"""

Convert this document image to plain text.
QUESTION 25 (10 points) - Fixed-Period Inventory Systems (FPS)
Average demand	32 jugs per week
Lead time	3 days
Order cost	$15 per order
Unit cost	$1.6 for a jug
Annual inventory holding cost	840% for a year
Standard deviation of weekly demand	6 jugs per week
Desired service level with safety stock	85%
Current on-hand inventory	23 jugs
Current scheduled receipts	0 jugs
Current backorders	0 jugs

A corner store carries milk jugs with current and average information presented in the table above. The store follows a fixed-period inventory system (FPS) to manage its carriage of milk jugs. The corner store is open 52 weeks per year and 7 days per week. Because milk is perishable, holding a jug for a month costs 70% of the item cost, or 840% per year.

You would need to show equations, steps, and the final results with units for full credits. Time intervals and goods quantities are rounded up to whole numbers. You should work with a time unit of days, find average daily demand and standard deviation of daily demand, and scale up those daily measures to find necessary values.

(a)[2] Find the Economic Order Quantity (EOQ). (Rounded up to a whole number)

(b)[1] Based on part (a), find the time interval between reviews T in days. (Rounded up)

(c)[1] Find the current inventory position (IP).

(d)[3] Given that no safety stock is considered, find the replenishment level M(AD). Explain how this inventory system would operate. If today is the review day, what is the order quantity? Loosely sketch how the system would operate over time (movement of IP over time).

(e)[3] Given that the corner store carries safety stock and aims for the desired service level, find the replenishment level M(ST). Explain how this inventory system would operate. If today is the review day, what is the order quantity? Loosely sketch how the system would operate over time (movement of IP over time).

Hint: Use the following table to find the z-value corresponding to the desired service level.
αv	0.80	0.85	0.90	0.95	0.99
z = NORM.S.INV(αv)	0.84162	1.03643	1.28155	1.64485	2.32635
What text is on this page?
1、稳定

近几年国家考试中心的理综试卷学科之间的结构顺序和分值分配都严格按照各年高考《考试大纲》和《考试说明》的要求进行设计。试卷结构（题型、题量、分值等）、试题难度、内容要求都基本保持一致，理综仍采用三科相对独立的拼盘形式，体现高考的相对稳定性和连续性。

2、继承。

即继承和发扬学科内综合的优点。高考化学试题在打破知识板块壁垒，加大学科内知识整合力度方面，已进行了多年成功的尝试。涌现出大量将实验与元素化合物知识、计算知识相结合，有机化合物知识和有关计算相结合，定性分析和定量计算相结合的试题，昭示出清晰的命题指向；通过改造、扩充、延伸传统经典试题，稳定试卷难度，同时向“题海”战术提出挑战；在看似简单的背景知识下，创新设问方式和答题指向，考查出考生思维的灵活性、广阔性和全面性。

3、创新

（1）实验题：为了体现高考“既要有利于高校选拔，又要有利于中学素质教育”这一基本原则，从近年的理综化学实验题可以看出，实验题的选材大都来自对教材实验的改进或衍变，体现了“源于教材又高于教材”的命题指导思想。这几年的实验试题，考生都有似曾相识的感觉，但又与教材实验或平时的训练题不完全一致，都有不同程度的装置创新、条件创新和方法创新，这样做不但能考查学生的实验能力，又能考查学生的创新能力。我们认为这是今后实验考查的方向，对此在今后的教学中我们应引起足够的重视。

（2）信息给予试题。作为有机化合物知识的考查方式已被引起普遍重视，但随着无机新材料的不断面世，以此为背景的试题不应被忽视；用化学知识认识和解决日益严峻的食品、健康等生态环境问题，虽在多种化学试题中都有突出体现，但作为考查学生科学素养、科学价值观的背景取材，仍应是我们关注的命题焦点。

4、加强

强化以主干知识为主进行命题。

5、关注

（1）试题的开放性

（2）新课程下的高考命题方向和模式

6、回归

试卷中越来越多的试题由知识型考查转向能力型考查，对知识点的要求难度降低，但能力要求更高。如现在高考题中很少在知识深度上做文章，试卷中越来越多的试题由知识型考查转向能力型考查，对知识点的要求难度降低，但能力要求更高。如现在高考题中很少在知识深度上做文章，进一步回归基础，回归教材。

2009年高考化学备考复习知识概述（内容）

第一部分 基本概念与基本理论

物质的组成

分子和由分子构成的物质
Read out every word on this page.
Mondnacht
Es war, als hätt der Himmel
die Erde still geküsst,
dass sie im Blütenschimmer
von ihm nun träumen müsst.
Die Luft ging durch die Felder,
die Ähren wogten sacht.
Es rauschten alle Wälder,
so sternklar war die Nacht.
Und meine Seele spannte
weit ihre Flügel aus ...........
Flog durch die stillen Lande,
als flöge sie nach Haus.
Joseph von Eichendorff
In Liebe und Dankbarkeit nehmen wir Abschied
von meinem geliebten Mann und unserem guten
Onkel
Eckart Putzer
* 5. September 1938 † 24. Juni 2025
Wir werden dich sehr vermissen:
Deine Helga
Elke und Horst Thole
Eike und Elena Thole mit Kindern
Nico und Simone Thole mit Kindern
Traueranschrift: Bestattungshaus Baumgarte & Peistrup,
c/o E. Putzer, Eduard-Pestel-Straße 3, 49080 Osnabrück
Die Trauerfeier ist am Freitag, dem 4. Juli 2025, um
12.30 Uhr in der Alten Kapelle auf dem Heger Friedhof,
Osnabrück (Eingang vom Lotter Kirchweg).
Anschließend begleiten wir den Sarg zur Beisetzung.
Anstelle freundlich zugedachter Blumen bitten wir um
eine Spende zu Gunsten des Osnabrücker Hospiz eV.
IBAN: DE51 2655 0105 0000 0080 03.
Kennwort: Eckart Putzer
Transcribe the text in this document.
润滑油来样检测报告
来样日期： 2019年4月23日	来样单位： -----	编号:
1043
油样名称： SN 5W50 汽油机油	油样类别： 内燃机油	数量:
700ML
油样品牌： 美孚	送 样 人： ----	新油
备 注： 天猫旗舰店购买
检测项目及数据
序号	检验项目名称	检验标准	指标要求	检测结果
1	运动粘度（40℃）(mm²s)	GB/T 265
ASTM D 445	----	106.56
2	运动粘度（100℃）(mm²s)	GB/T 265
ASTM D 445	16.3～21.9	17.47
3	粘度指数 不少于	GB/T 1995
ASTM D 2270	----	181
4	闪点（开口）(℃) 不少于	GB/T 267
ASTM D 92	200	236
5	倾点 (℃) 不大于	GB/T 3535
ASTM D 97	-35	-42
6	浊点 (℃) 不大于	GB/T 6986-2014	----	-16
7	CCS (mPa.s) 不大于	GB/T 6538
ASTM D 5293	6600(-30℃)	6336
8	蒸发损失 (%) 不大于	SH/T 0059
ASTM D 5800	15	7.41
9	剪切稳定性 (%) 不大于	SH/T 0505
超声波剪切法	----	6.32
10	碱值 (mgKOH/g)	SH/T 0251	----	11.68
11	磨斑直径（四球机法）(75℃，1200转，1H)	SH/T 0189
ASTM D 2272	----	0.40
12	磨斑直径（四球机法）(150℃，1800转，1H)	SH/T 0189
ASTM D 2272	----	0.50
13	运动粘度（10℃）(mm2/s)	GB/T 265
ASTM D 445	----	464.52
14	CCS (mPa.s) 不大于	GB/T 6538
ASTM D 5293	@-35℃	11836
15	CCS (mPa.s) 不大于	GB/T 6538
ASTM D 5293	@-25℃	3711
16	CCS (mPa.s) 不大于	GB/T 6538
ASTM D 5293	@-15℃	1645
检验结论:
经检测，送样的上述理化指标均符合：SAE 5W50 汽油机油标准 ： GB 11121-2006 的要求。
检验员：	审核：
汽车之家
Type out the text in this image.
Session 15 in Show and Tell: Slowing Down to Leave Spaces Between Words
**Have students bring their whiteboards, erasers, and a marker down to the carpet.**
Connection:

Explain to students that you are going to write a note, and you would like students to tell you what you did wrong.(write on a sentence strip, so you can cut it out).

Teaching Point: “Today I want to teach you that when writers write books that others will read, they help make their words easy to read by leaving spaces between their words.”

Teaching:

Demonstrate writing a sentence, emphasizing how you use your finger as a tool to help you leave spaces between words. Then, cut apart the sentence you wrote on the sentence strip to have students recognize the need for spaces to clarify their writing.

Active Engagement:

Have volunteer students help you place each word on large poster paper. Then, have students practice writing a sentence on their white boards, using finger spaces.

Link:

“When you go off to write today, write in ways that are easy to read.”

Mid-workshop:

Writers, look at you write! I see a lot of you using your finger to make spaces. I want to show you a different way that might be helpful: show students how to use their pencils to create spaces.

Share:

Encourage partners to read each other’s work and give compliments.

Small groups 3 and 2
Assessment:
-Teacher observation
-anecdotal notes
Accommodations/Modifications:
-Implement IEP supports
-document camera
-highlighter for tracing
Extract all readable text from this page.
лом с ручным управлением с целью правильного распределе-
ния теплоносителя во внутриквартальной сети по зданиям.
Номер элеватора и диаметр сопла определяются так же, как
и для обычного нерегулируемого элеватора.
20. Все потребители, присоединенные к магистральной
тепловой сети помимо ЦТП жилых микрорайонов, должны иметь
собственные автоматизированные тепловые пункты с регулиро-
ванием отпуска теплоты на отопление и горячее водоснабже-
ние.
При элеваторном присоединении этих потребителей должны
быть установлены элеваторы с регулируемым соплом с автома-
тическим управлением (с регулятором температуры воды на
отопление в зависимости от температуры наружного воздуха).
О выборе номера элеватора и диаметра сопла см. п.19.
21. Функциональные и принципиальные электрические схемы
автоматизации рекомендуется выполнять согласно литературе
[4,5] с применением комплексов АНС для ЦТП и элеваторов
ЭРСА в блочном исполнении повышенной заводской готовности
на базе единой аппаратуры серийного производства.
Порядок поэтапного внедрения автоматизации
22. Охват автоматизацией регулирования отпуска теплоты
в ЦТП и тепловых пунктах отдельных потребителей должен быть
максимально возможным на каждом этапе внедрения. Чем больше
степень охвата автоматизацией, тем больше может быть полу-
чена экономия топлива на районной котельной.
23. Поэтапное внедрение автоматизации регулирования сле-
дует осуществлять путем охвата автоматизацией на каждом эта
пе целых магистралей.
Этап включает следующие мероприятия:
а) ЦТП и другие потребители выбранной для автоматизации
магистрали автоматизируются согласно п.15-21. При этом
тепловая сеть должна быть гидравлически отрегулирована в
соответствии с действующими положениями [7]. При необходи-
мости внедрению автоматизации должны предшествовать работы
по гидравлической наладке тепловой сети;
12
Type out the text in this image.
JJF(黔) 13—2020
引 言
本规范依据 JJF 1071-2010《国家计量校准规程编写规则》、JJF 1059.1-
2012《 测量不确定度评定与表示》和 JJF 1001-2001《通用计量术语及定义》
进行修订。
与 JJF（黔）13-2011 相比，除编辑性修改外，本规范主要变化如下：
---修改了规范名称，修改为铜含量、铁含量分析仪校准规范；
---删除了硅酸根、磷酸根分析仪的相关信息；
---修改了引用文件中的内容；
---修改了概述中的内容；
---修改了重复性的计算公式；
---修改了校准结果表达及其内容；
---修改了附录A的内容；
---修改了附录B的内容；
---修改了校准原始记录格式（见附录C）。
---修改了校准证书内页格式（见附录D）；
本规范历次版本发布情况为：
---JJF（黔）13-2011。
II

"""

Objective |
Determine the count of lines in the data above with the string "text" in them, and give that count alone.

Response to the task |
6